▶ What to produce
Please determine how many lines of the material include the word "missionaries", and respond with nothing but that number.

▶ Supplied entries
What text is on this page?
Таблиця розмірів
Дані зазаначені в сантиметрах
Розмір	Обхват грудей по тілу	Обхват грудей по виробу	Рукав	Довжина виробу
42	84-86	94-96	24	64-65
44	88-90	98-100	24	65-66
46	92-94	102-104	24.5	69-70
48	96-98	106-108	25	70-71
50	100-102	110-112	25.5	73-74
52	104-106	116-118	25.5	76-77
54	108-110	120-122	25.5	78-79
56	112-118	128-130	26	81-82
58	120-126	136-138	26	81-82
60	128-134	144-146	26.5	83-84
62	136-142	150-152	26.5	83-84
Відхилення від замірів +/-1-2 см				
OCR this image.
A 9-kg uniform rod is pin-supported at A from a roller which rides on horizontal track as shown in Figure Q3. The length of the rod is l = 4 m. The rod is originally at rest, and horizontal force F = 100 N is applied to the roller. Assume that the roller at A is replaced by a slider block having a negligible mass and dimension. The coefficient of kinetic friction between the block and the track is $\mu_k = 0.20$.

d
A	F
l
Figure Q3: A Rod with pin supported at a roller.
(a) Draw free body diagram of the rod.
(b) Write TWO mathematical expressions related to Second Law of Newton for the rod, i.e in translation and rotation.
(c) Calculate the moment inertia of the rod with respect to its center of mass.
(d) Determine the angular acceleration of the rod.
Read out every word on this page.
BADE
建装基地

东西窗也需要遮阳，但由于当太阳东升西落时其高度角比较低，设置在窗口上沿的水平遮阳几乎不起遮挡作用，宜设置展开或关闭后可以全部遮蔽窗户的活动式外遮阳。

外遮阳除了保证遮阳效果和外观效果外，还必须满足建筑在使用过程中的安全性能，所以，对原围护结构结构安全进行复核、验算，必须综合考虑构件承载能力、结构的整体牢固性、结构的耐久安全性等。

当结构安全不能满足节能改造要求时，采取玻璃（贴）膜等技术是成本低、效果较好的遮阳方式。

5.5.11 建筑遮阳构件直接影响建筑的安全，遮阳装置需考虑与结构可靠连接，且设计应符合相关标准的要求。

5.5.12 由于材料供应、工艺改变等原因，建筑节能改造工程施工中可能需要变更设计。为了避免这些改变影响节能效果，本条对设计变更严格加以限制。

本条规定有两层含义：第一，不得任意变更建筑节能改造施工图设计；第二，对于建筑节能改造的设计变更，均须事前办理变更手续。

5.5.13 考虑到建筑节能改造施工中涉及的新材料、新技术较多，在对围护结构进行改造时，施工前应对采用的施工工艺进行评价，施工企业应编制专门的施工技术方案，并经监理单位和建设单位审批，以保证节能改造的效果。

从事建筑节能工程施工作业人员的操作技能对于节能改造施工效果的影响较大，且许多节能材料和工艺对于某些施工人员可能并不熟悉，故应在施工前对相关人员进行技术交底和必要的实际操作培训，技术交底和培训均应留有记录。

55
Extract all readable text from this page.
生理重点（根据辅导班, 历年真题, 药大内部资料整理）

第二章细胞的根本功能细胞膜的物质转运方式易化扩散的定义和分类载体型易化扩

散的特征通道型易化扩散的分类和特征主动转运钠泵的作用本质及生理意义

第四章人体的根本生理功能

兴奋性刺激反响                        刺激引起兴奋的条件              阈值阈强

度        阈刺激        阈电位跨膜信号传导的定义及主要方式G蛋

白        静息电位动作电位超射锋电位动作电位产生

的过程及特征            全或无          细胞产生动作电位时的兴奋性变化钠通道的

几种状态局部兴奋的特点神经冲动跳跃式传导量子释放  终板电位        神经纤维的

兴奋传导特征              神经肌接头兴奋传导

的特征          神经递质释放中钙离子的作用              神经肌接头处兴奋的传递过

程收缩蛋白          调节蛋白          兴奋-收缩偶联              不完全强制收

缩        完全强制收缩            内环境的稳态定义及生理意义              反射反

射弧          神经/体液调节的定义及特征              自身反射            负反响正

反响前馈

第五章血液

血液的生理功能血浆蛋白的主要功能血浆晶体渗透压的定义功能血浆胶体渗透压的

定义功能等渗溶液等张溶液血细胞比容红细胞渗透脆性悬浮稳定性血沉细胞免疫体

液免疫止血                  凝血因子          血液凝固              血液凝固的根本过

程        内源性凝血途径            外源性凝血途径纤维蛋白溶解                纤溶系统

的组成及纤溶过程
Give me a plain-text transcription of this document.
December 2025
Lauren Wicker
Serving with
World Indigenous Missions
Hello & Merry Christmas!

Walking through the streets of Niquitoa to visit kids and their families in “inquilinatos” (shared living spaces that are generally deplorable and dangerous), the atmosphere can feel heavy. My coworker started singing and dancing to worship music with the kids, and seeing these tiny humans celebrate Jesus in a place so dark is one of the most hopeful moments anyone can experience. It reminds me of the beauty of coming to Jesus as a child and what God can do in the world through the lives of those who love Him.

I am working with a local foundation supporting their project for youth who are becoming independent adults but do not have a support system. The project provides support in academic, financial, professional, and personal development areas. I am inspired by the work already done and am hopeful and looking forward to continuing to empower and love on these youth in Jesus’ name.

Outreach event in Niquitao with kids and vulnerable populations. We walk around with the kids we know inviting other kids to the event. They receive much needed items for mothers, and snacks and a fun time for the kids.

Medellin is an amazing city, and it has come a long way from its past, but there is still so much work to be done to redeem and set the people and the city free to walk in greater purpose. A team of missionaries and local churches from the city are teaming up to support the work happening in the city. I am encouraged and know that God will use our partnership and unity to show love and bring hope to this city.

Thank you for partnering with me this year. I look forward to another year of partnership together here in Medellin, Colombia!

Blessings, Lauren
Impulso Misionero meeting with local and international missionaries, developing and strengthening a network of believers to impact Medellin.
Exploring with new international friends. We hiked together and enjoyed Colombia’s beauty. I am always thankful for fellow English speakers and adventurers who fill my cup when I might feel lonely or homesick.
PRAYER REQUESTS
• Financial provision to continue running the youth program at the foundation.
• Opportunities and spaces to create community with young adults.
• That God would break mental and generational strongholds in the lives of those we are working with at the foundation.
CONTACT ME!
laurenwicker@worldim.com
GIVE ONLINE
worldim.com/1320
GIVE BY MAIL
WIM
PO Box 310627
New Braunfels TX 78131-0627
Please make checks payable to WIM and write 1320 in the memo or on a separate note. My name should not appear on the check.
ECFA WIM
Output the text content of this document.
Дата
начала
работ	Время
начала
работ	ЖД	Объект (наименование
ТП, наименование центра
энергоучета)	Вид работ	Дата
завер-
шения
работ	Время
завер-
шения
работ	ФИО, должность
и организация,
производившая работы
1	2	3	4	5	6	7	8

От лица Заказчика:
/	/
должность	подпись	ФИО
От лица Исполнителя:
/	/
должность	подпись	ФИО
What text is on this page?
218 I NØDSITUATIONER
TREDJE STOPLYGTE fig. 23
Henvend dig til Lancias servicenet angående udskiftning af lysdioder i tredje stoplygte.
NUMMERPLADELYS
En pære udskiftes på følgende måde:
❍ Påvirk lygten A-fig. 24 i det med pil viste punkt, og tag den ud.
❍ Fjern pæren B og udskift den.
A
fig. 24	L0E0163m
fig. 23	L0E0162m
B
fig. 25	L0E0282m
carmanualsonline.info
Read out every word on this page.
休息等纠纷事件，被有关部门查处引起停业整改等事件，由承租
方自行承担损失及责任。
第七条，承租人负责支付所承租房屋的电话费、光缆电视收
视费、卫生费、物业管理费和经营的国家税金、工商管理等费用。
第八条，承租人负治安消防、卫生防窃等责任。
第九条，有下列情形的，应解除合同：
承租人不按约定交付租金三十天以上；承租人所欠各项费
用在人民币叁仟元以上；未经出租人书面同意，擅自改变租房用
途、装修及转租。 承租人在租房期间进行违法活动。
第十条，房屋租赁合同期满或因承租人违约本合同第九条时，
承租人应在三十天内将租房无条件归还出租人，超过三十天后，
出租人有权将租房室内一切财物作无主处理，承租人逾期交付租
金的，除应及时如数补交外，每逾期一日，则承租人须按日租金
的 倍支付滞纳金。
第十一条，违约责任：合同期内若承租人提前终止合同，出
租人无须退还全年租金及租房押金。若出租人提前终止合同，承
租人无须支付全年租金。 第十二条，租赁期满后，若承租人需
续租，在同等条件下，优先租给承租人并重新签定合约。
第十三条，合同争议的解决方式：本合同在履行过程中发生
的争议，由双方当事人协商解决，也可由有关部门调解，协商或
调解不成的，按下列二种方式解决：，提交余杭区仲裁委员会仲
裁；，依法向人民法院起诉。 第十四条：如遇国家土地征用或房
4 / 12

▶ Exercise solution
2